- _Task description_
Reproduce the notebook section below on choosing model features, word for word and in full.
----- Document section
In this step, we will decide what features to use in the model and how put them together.


- The player awards intend to demonstrate the value that player/coach has, its remarkable capabilities that stand out from the rest, and the potential it can bring to their team's success. 

  Therefore, it would make sense to assume that a team whose members have attained more awards, likely has a higher chance to succeed and make the playoffs. There are also several kind of awards, some more important than others - especially in the sense of influencing a team's overall success (eg: sportmanship awards) - that hold more meaning and represent higher accolades.  
  
  In this vein, each award will be associated with an arbitrary numerical value, the higher this value being, the more valuable the award is.

In [None]:
# Show all the different awards present in the *awards_players* table
awards_players['award'].unique()

In [None]:
# Assign numerical values to each award
award_values = {
    'All-Star Game Most Valuable Player': 3.5,
    'Coach of the Year': 3,
    'Defensive Player of the Year': 2,
    'Kim Perrot Sportsmanship': 1,
    'Kim Perrot Sportsmanship Award': 1,
    'Most Improved Player': 2,
    'Most Valuable Player': 4,
    'Rookie of the Year': 2.5,
    'Sixth Woman of the Year': 1.5,
    'WNBA Finals Most Valuable Player': 3,
    'WNBA All-Decade Team': 5,
    'WNBA All Decade Team Honorable Mention': 4.5
}

# Create new column with the numerical value for each award
awards_players['award_value'] = [award_values[award] for award in awards_players['award']]

awards_players

- Many attributes across the tables are redundant, for example, the stats displayed in the team's *teams* table is just an aggregation and sum of the individual player's stats of that team in that year in the respective *players_teams* table. Since the data is already mostly summarized in the *teams* table, that will be the main table to look at as the features to be used in the models are selected.
----------
----- Stored data
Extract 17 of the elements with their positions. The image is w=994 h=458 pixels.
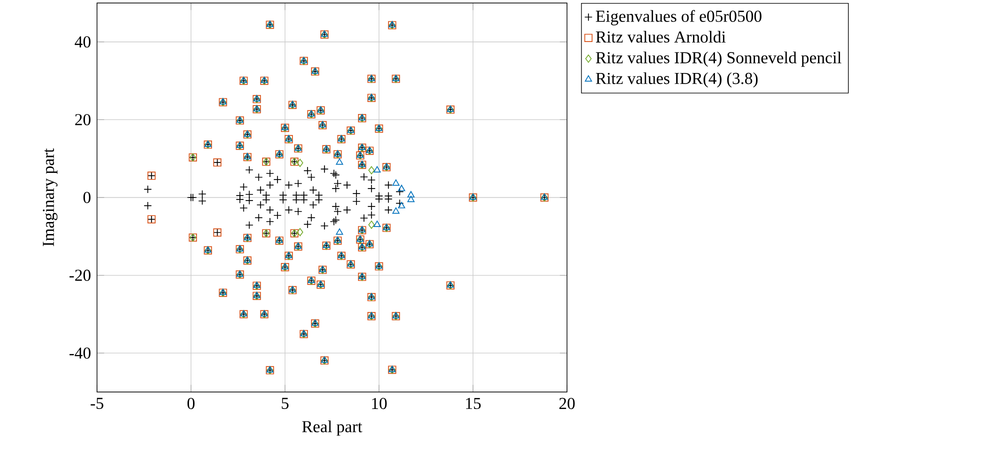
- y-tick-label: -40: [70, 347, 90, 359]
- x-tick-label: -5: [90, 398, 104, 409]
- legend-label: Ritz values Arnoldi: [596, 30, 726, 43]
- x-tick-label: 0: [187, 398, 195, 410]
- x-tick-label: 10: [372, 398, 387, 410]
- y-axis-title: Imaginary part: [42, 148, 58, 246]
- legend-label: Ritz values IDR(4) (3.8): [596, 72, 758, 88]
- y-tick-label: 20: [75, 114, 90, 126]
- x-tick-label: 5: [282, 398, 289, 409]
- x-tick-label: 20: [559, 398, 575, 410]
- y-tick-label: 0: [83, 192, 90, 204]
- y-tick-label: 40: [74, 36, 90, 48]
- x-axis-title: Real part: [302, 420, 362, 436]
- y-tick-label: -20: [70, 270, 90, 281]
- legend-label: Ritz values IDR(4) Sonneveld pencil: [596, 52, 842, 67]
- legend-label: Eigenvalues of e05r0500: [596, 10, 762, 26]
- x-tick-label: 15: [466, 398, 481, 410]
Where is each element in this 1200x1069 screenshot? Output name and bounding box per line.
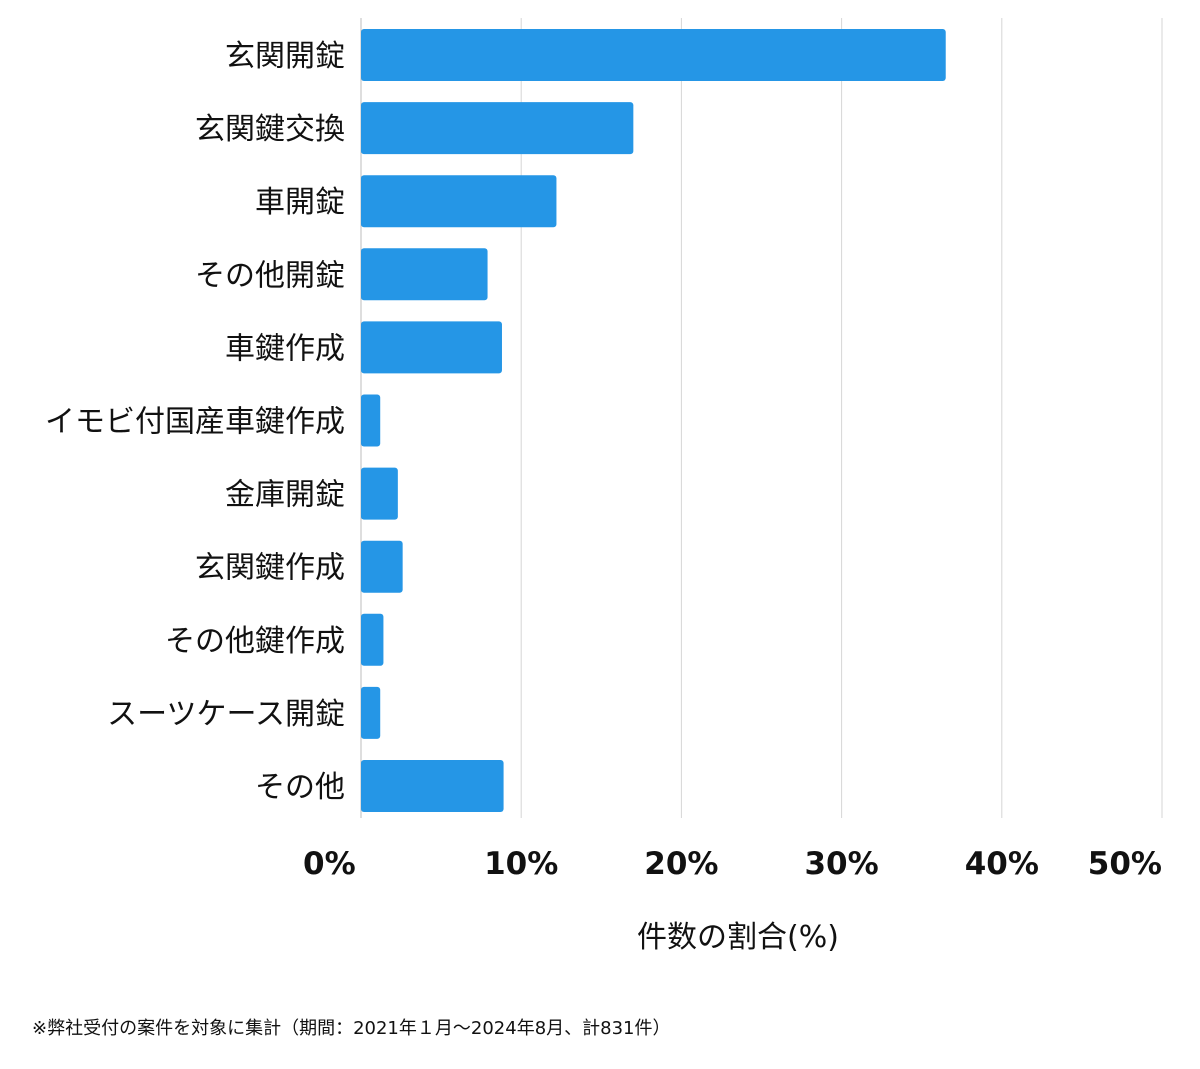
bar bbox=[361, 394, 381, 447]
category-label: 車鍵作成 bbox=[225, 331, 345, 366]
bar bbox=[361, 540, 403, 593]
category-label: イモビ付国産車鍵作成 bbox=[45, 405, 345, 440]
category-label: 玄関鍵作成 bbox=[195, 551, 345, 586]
----------
- _Answer below_
In this step, we will decide what features to use in the model and how put them together.


- The player awards intend to demonstrate the value that player/coach has, its remarkable capabilities that stand out from the rest, and the potential it can bring to their team's success. 

  Therefore, it would make sense to assume that a team whose members have attained more awards, likely has a higher chance to succeed and make the playoffs. There are also several kind of awards, some more important than others - especially in the sense of influencing a team's overall success (eg: sportmanship awards) - that hold more meaning and represent higher accolades.  
  
  In this vein, each award will be associated with an arbitrary numerical value, the higher this value being, the more valuable the award is.

In [None]:
# Show all the different awards present in the *awards_players* table
awards_players['award'].unique()

In [None]:
# Assign numerical values to each award
award_values = {
    'All-Star Game Most Valuable Player': 3.5,
    'Coach of the Year': 3,
    'Defensive Player of the Year': 2,
    'Kim Perrot Sportsmanship': 1,
    'Kim Perrot Sportsmanship Award': 1,
    'Most Improved Player': 2,
    'Most Valuable Player': 4,
    'Rookie of the Year': 2.5,
    'Sixth Woman of the Year': 1.5,
    'WNBA Finals Most Valuable Player': 3,
    'WNBA All-Decade Team': 5,
    'WNBA All Decade Team Honorable Mention': 4.5
}

# Create new column with the numerical value for each award
awards_players['award_value'] = [award_values[award] for award in awards_players['award']]

awards_players

- Many attributes across the tables are redundant, for example, the stats displayed in the team's *teams* table is just an aggregation and sum of the individual player's stats of that team in that year in the respective *players_teams* table. Since the data is already mostly summarized in the *teams* table, that will be the main table to look at as the features to be used in the models are selected.